> TASK OBJECTIVE: Reproduce every record below exactly as written, but leave out any pictures.

> SUPPLIED DATA:

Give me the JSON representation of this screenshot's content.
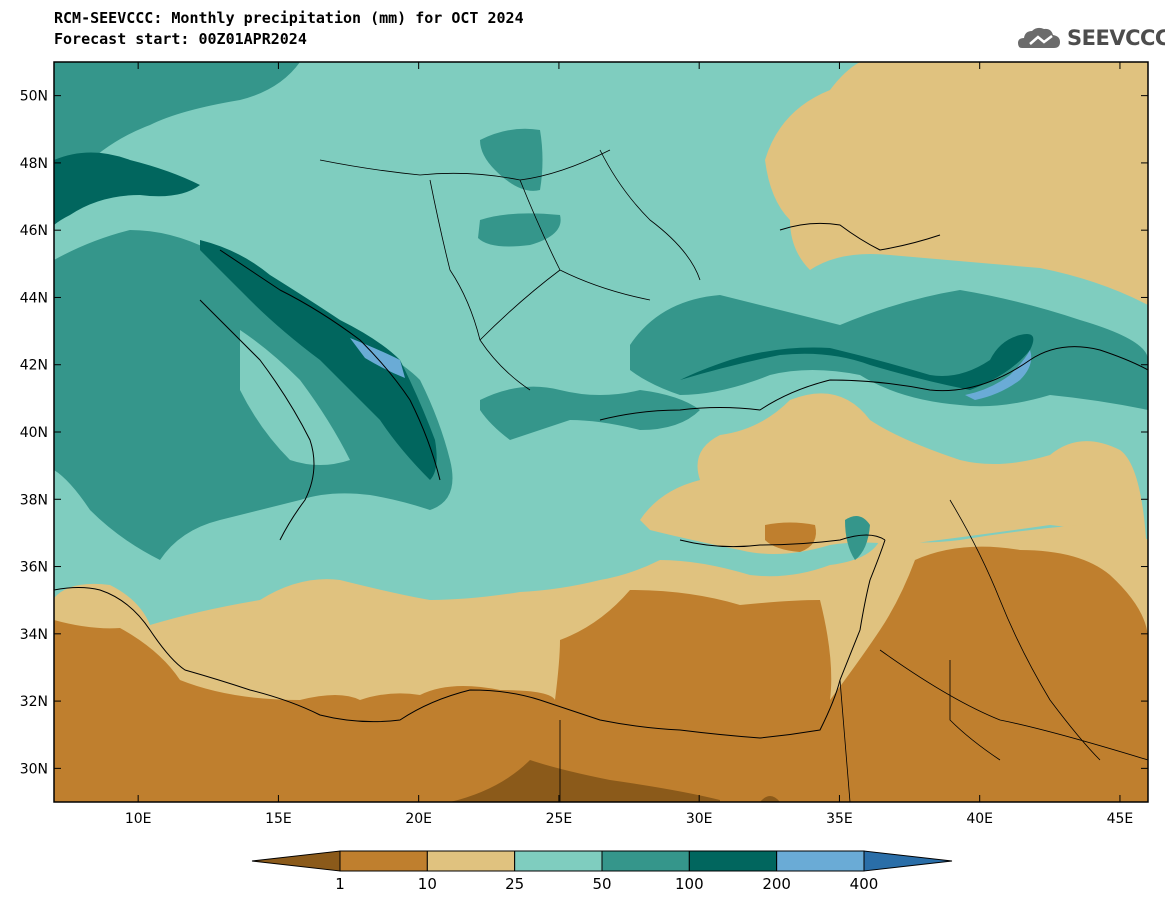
{
  "header": {
    "title_line1": "RCM-SEEVCCC: Monthly precipitation (mm) for OCT 2024",
    "title_line2": "Forecast start: 00Z01APR2024"
  },
  "logo": {
    "text": "SEEVCCC",
    "icon": "cloud-icon"
  },
  "map": {
    "lon_range": [
      7.0,
      46.0
    ],
    "lat_range": [
      29.0,
      51.0
    ],
    "lat_ticks": [
      {
        "value": 50,
        "label": "50N"
      },
      {
        "value": 48,
        "label": "48N"
      },
      {
        "value": 46,
        "label": "46N"
      },
      {
        "value": 44,
        "label": "44N"
      },
      {
        "value": 42,
        "label": "42N"
      },
      {
        "value": 40,
        "label": "40N"
      },
      {
        "value": 38,
        "label": "38N"
      },
      {
        "value": 36,
        "label": "36N"
      },
      {
        "value": 34,
        "label": "34N"
      },
      {
        "value": 32,
        "label": "32N"
      },
      {
        "value": 30,
        "label": "30N"
      }
    ],
    "lon_ticks": [
      {
        "value": 10,
        "label": "10E"
      },
      {
        "value": 15,
        "label": "15E"
      },
      {
        "value": 20,
        "label": "20E"
      },
      {
        "value": 25,
        "label": "25E"
      },
      {
        "value": 30,
        "label": "30E"
      },
      {
        "value": 35,
        "label": "35E"
      },
      {
        "value": 40,
        "label": "40E"
      },
      {
        "value": 45,
        "label": "45E"
      }
    ]
  },
  "colorbar": {
    "colors": [
      "#8b5a1a",
      "#bf7f2e",
      "#e0c27f",
      "#7fcdbf",
      "#35968b",
      "#01665e",
      "#6aabd6",
      "#2a6ea8"
    ],
    "labels": [
      "1",
      "10",
      "25",
      "50",
      "100",
      "200",
      "400"
    ]
  },
  "colors": {
    "land_dry": "#bf7f2e",
    "land_very_dry": "#8b5a1a",
    "semi_arid": "#e0c27f",
    "moderate": "#7fcdbf",
    "wet": "#35968b",
    "very_wet": "#01665e",
    "extreme": "#6aabd6"
  }
}
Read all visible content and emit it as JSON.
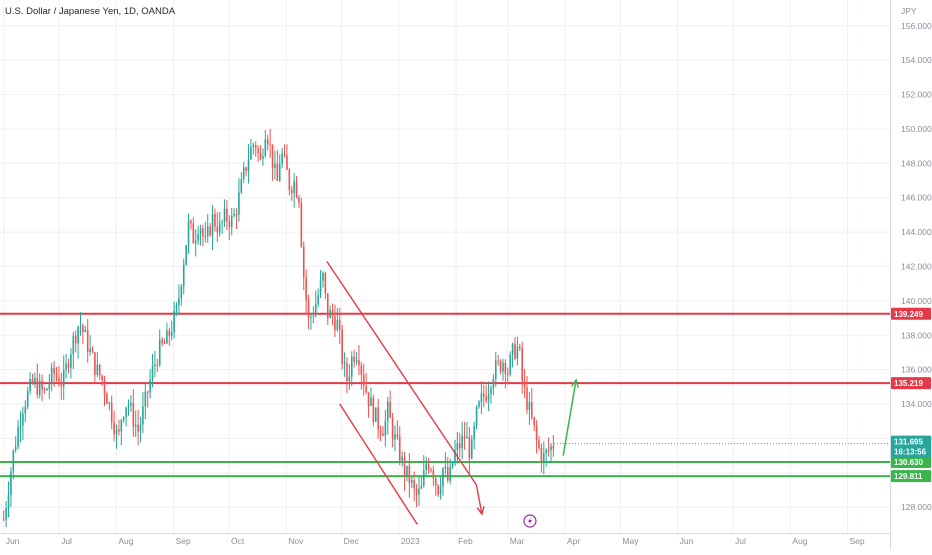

> SOLUTION TO THIS TASK:
Give me the JSON representation of this screenshot's content.
{
  "header": {
    "title_line1": "RCM-SEEVCCC: Monthly precipitation (mm) for OCT 2024",
    "title_line2": "Forecast start: 00Z01APR2024"
  },
  "logo": {
    "text": "SEEVCCC",
    "icon": "cloud-icon"
  },
  "map": {
    "lon_range": [
      7.0,
      46.0
    ],
    "lat_range": [
      29.0,
      51.0
    ],
    "lat_ticks": [
      {
        "value": 50,
        "label": "50N"
      },
      {
        "value": 48,
        "label": "48N"
      },
      {
        "value": 46,
        "label": "46N"
      },
      {
        "value": 44,
        "label": "44N"
      },
      {
        "value": 42,
        "label": "42N"
      },
      {
        "value": 40,
        "label": "40N"
      },
      {
        "value": 38,
        "label": "38N"
      },
      {
        "value": 36,
        "label": "36N"
      },
      {
        "value": 34,
        "label": "34N"
      },
      {
        "value": 32,
        "label": "32N"
      },
      {
        "value": 30,
        "label": "30N"
      }
    ],
    "lon_ticks": [
      {
        "value": 10,
        "label": "10E"
      },
      {
        "value": 15,
        "label": "15E"
      },
      {
        "value": 20,
        "label": "20E"
      },
      {
        "value": 25,
        "label": "25E"
      },
      {
        "value": 30,
        "label": "30E"
      },
      {
        "value": 35,
        "label": "35E"
      },
      {
        "value": 40,
        "label": "40E"
      },
      {
        "value": 45,
        "label": "45E"
      }
    ]
  },
  "colorbar": {
    "colors": [
      "#8b5a1a",
      "#bf7f2e",
      "#e0c27f",
      "#7fcdbf",
      "#35968b",
      "#01665e",
      "#6aabd6",
      "#2a6ea8"
    ],
    "labels": [
      "1",
      "10",
      "25",
      "50",
      "100",
      "200",
      "400"
    ]
  },
  "colors": {
    "land_dry": "#bf7f2e",
    "land_very_dry": "#8b5a1a",
    "semi_arid": "#e0c27f",
    "moderate": "#7fcdbf",
    "wet": "#35968b",
    "very_wet": "#01665e",
    "extreme": "#6aabd6"
  }
}
Read all visible content and emit it as JSON.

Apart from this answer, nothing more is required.